What needs to be done - Return all the entries exactly, keeping pictures out.

***** Available data

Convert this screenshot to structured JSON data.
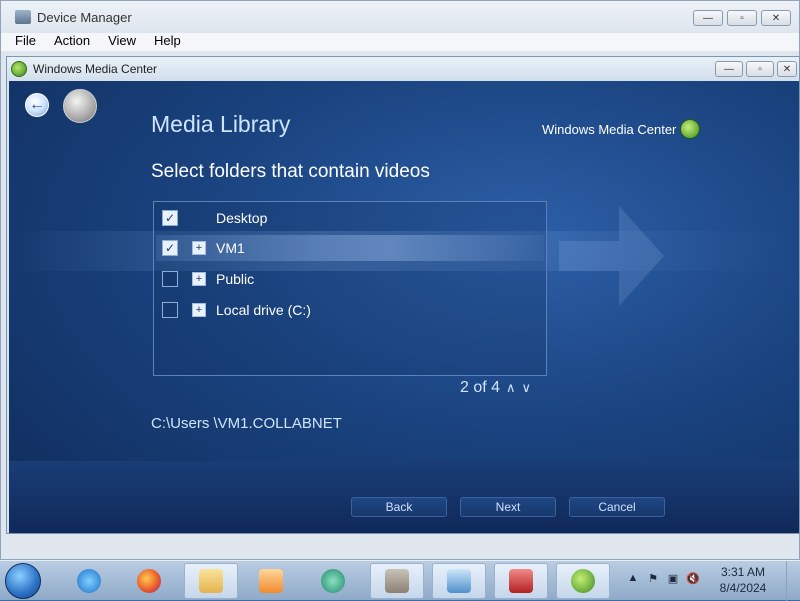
{
  "device_manager": {
    "title": "Device Manager",
    "menu": [
      "File",
      "Action",
      "View",
      "Help"
    ]
  },
  "wmc": {
    "title": "Windows Media Center",
    "heading": "Media Library",
    "brand": "Windows Media Center",
    "subheading": "Select folders that contain videos",
    "folders": [
      {
        "label": "Desktop",
        "checked": true,
        "expandable": false
      },
      {
        "label": "VM1",
        "checked": true,
        "expandable": true
      },
      {
        "label": "Public",
        "checked": false,
        "expandable": true
      },
      {
        "label": "Local drive (C:)",
        "checked": false,
        "expandable": true
      }
    ],
    "pager": {
      "text": "2 of 4",
      "up": "∧",
      "down": "∨"
    },
    "path": "C:\\Users \\VM1.COLLABNET",
    "buttons": {
      "back": "Back",
      "next": "Next",
      "cancel": "Cancel"
    }
  },
  "taskbar": {
    "items": [
      "internet-explorer-icon",
      "firefox-icon",
      "file-explorer-icon",
      "media-player-icon",
      "app-icon",
      "firewall-icon",
      "control-panel-icon",
      "toolbox-icon",
      "media-center-icon"
    ],
    "clock": {
      "time": "3:31 AM",
      "date": "8/4/2024"
    }
  }
}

**********

Exercise response -
Convert this screenshot to structured JSON data.
{
  "device_manager": {
    "title": "Device Manager",
    "menu": [
      "File",
      "Action",
      "View",
      "Help"
    ]
  },
  "wmc": {
    "title": "Windows Media Center",
    "heading": "Media Library",
    "brand": "Windows Media Center",
    "subheading": "Select folders that contain videos",
    "folders": [
      {
        "label": "Desktop",
        "checked": true,
        "expandable": false
      },
      {
        "label": "VM1",
        "checked": true,
        "expandable": true
      },
      {
        "label": "Public",
        "checked": false,
        "expandable": true
      },
      {
        "label": "Local drive (C:)",
        "checked": false,
        "expandable": true
      }
    ],
    "pager": {
      "text": "2 of 4",
      "up": "∧",
      "down": "∨"
    },
    "path": "C:\\Users \\VM1.COLLABNET",
    "buttons": {
      "back": "Back",
      "next": "Next",
      "cancel": "Cancel"
    }
  },
  "taskbar": {
    "items": [
      "internet-explorer-icon",
      "firefox-icon",
      "file-explorer-icon",
      "media-player-icon",
      "app-icon",
      "firewall-icon",
      "control-panel-icon",
      "toolbox-icon",
      "media-center-icon"
    ],
    "clock": {
      "time": "3:31 AM",
      "date": "8/4/2024"
    }
  }
}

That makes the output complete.